Can you copy out the data exactly? Leave the images out.

- _Input records_
******
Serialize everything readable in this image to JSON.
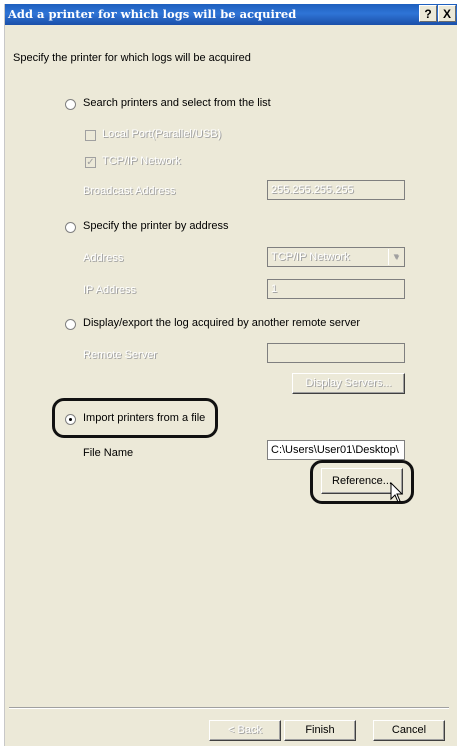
{
  "window": {
    "title": "Add a printer for which logs will be acquired",
    "help_icon": "?",
    "close_icon": "X"
  },
  "intro": "Specify the printer for which logs will be acquired",
  "search_option": {
    "label": "Search printers and select from the list",
    "local_port": "Local Port(Parallel/USB)",
    "tcpip": "TCP/IP Network",
    "broadcast_label": "Broadcast Address",
    "broadcast_value": "255.255.255.255"
  },
  "address_option": {
    "label": "Specify the printer by address",
    "address_label": "Address",
    "address_value": "TCP/IP Network",
    "ip_label": "IP Address",
    "ip_value": "1"
  },
  "remote_option": {
    "label": "Display/export the log acquired by another remote server",
    "server_label": "Remote Server",
    "server_value": "",
    "display_servers": "Display Servers..."
  },
  "import_option": {
    "label": "Import printers from a file",
    "file_label": "File Name",
    "file_value": "C:\\Users\\User01\\Desktop\\",
    "reference": "Reference..."
  },
  "footer": {
    "back": "< Back",
    "finish": "Finish",
    "cancel": "Cancel"
  }
}
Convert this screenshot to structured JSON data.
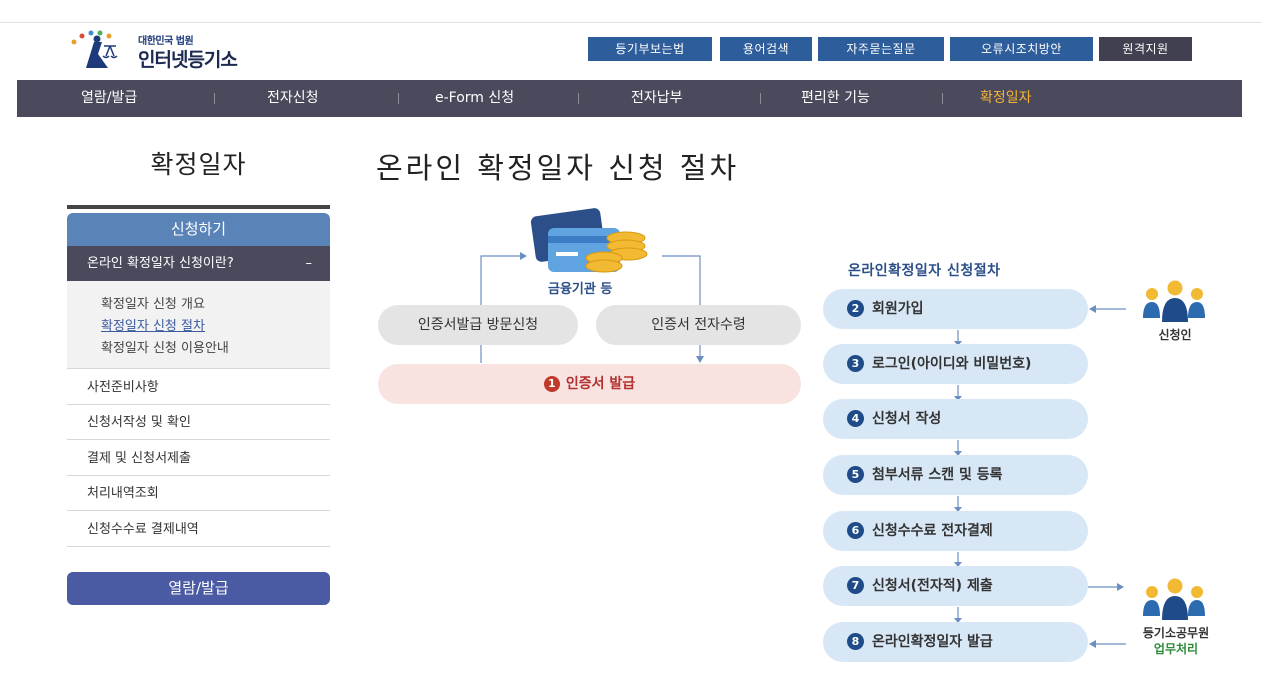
{
  "header": {
    "logo_small": "대한민국 법원",
    "logo_big": "인터넷등기소",
    "util_links": [
      "등기부보는법",
      "용어검색",
      "자주묻는질문",
      "오류시조치방안",
      "원격지원"
    ]
  },
  "gnb": {
    "items": [
      "열람/발급",
      "전자신청",
      "e-Form 신청",
      "전자납부",
      "편리한 기능",
      "확정일자"
    ],
    "active_index": 5
  },
  "side": {
    "title": "확정일자",
    "section_head": "신청하기",
    "sub_head": "온라인 확정일자 신청이란?",
    "sub_head_toggle": "–",
    "sub_links": [
      "확정일자 신청 개요",
      "확정일자 신청 절차",
      "확정일자 신청 이용안내"
    ],
    "items": [
      "사전준비사항",
      "신청서작성 및 확인",
      "결제 및 신청서제출",
      "처리내역조회",
      "신청수수료 결제내역"
    ],
    "bottom_button": "열람/발급"
  },
  "main": {
    "page_title": "온라인 확정일자 신청 절차",
    "left_diagram": {
      "finance_label": "금융기관 등",
      "pill_left": "인증서발급 방문신청",
      "pill_right": "인증서 전자수령",
      "issue_num": "1",
      "issue_label": "인증서 발급"
    },
    "flow": {
      "title": "온라인확정일자 신청절차",
      "steps": [
        {
          "num": "2",
          "label": "회원가입"
        },
        {
          "num": "3",
          "label": "로그인(아이디와 비밀번호)"
        },
        {
          "num": "4",
          "label": "신청서 작성"
        },
        {
          "num": "5",
          "label": "첨부서류 스캔 및 등록"
        },
        {
          "num": "6",
          "label": "신청수수료 전자결제"
        },
        {
          "num": "7",
          "label": "신청서(전자적) 제출"
        },
        {
          "num": "8",
          "label": "온라인확정일자 발급"
        }
      ],
      "applicant_label": "신청인",
      "officer_label": "등기소공무원",
      "officer_sub": "업무처리"
    }
  },
  "colors": {
    "gnb_bg": "#4a4a5c",
    "gnb_active": "#f5b234",
    "util_blue": "#2d5d9a",
    "step_bg": "#d7e7f6",
    "issue_bg": "#f8e3e0"
  }
}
******
- _Written reply_
Serialize everything readable in this image to JSON.
{
  "window": {
    "title": "Add a printer for which logs will be acquired",
    "help_icon": "?",
    "close_icon": "X"
  },
  "intro": "Specify the printer for which logs will be acquired",
  "search_option": {
    "label": "Search printers and select from the list",
    "local_port": "Local Port(Parallel/USB)",
    "tcpip": "TCP/IP Network",
    "broadcast_label": "Broadcast Address",
    "broadcast_value": "255.255.255.255"
  },
  "address_option": {
    "label": "Specify the printer by address",
    "address_label": "Address",
    "address_value": "TCP/IP Network",
    "ip_label": "IP Address",
    "ip_value": "1"
  },
  "remote_option": {
    "label": "Display/export the log acquired by another remote server",
    "server_label": "Remote Server",
    "server_value": "",
    "display_servers": "Display Servers..."
  },
  "import_option": {
    "label": "Import printers from a file",
    "file_label": "File Name",
    "file_value": "C:\\Users\\User01\\Desktop\\",
    "reference": "Reference..."
  },
  "footer": {
    "back": "< Back",
    "finish": "Finish",
    "cancel": "Cancel"
  }
}
Convert this screenshot to structured JSON data.
{
  "header": {
    "logo_small": "대한민국 법원",
    "logo_big": "인터넷등기소",
    "util_links": [
      "등기부보는법",
      "용어검색",
      "자주묻는질문",
      "오류시조치방안",
      "원격지원"
    ]
  },
  "gnb": {
    "items": [
      "열람/발급",
      "전자신청",
      "e-Form 신청",
      "전자납부",
      "편리한 기능",
      "확정일자"
    ],
    "active_index": 5
  },
  "side": {
    "title": "확정일자",
    "section_head": "신청하기",
    "sub_head": "온라인 확정일자 신청이란?",
    "sub_head_toggle": "–",
    "sub_links": [
      "확정일자 신청 개요",
      "확정일자 신청 절차",
      "확정일자 신청 이용안내"
    ],
    "items": [
      "사전준비사항",
      "신청서작성 및 확인",
      "결제 및 신청서제출",
      "처리내역조회",
      "신청수수료 결제내역"
    ],
    "bottom_button": "열람/발급"
  },
  "main": {
    "page_title": "온라인 확정일자 신청 절차",
    "left_diagram": {
      "finance_label": "금융기관 등",
      "pill_left": "인증서발급 방문신청",
      "pill_right": "인증서 전자수령",
      "issue_num": "1",
      "issue_label": "인증서 발급"
    },
    "flow": {
      "title": "온라인확정일자 신청절차",
      "steps": [
        {
          "num": "2",
          "label": "회원가입"
        },
        {
          "num": "3",
          "label": "로그인(아이디와 비밀번호)"
        },
        {
          "num": "4",
          "label": "신청서 작성"
        },
        {
          "num": "5",
          "label": "첨부서류 스캔 및 등록"
        },
        {
          "num": "6",
          "label": "신청수수료 전자결제"
        },
        {
          "num": "7",
          "label": "신청서(전자적) 제출"
        },
        {
          "num": "8",
          "label": "온라인확정일자 발급"
        }
      ],
      "applicant_label": "신청인",
      "officer_label": "등기소공무원",
      "officer_sub": "업무처리"
    }
  },
  "colors": {
    "gnb_bg": "#4a4a5c",
    "gnb_active": "#f5b234",
    "util_blue": "#2d5d9a",
    "step_bg": "#d7e7f6",
    "issue_bg": "#f8e3e0"
  }
}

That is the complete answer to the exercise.